→ **PROMPT**
State how many lines in these records contain the word "query", and nothing else.

→ **RECORDS TO USE**

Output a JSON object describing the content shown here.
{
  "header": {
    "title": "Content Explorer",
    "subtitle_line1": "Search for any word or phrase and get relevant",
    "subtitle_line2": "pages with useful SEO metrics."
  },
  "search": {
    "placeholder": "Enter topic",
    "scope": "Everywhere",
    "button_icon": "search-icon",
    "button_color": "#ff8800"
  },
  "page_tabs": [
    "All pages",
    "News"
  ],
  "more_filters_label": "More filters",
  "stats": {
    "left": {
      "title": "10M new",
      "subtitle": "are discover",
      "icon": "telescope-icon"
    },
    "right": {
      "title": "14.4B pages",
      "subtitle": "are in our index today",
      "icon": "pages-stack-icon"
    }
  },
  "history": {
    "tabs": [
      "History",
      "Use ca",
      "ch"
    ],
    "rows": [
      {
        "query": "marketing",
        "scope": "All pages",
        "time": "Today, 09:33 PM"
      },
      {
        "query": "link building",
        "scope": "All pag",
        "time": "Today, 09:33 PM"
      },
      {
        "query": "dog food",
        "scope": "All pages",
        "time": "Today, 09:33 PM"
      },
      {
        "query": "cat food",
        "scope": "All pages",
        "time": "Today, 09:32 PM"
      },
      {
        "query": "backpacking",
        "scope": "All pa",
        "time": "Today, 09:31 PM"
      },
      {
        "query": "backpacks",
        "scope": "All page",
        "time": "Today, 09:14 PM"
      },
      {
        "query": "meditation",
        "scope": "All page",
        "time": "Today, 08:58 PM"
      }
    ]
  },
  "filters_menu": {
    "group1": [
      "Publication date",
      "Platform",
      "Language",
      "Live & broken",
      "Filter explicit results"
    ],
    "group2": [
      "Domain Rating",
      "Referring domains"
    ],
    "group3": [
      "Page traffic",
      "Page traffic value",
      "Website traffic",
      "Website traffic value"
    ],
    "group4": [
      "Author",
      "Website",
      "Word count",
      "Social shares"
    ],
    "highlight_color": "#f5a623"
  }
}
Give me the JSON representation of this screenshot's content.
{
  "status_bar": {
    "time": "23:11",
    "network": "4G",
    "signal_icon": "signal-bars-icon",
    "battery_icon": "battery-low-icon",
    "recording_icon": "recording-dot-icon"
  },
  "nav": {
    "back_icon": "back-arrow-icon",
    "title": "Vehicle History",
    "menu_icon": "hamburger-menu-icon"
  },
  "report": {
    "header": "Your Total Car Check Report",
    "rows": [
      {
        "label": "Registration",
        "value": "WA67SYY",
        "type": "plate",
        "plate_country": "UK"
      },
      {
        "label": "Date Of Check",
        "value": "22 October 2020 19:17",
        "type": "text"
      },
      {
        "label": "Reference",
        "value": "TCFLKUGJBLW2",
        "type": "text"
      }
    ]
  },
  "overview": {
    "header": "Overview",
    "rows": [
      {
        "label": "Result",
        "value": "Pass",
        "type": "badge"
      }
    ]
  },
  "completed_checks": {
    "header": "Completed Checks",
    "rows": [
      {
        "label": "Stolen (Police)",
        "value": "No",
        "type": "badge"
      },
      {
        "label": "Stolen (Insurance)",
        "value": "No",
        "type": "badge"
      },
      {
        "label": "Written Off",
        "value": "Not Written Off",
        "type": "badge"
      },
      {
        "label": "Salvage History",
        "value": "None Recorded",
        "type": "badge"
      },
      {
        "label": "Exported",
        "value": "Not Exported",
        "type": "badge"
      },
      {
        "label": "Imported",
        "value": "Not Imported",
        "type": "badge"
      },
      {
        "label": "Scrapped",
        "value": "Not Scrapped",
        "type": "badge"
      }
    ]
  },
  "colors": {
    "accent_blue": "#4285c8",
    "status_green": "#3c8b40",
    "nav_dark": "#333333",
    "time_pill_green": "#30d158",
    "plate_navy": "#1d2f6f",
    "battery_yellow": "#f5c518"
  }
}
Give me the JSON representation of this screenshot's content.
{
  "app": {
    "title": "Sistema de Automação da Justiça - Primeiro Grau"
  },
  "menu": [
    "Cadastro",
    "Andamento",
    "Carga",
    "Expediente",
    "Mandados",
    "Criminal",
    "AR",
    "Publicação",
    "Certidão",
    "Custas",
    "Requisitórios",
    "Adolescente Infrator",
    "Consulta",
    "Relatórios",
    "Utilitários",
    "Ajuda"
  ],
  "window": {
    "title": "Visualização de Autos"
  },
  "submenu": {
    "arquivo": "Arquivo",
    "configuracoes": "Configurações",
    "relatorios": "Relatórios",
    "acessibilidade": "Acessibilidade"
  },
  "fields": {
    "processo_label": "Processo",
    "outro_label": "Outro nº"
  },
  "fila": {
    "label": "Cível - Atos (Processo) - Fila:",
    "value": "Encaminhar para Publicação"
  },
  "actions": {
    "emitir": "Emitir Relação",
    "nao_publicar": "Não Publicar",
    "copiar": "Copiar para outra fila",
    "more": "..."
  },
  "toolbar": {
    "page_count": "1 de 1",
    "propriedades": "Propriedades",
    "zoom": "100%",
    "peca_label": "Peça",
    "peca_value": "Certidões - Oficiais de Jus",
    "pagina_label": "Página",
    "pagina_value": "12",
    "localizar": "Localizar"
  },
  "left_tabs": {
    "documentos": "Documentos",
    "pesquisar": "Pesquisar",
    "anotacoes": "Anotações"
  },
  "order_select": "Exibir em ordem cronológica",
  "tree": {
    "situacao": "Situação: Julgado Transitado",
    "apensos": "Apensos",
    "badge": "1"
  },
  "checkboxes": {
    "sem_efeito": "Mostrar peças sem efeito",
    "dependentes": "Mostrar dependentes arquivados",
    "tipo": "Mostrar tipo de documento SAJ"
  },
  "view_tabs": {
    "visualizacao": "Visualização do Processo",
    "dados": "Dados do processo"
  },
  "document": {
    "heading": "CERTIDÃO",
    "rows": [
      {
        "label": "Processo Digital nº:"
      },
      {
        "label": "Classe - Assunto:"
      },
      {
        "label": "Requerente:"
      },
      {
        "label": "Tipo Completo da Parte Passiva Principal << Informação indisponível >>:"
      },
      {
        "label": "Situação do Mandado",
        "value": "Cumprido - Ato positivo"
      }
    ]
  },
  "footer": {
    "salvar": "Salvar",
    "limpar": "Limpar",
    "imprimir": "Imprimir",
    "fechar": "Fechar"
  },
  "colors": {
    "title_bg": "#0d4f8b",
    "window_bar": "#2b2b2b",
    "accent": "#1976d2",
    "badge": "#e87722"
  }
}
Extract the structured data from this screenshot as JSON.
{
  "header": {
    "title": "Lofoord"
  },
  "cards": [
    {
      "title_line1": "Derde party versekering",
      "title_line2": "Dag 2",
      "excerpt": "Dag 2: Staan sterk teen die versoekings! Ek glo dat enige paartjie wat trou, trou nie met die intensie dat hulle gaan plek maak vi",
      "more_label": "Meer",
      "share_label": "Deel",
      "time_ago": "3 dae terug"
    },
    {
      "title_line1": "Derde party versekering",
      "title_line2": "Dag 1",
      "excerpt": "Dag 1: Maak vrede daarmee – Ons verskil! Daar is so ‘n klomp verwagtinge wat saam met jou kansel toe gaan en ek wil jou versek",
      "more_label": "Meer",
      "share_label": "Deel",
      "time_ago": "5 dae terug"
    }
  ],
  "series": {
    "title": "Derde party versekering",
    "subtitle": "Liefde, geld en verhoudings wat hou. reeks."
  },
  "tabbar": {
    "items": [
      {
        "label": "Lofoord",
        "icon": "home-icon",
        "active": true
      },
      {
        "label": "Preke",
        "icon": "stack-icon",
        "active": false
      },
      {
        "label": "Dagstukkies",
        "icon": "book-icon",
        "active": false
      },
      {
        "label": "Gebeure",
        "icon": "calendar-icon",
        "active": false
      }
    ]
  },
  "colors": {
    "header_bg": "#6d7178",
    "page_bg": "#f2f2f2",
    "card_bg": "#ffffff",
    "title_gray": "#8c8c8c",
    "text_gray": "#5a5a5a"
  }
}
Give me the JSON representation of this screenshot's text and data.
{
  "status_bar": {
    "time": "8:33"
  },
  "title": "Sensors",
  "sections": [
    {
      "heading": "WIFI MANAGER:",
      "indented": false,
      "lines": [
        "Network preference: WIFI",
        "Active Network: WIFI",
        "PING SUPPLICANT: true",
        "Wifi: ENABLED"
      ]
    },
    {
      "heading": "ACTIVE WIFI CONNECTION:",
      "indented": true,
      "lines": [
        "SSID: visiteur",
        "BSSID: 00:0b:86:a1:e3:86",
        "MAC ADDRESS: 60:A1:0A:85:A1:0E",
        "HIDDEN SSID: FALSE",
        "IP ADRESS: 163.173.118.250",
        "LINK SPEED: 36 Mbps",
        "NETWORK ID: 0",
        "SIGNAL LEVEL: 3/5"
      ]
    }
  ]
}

→ **EXERCISE ANSWER**
7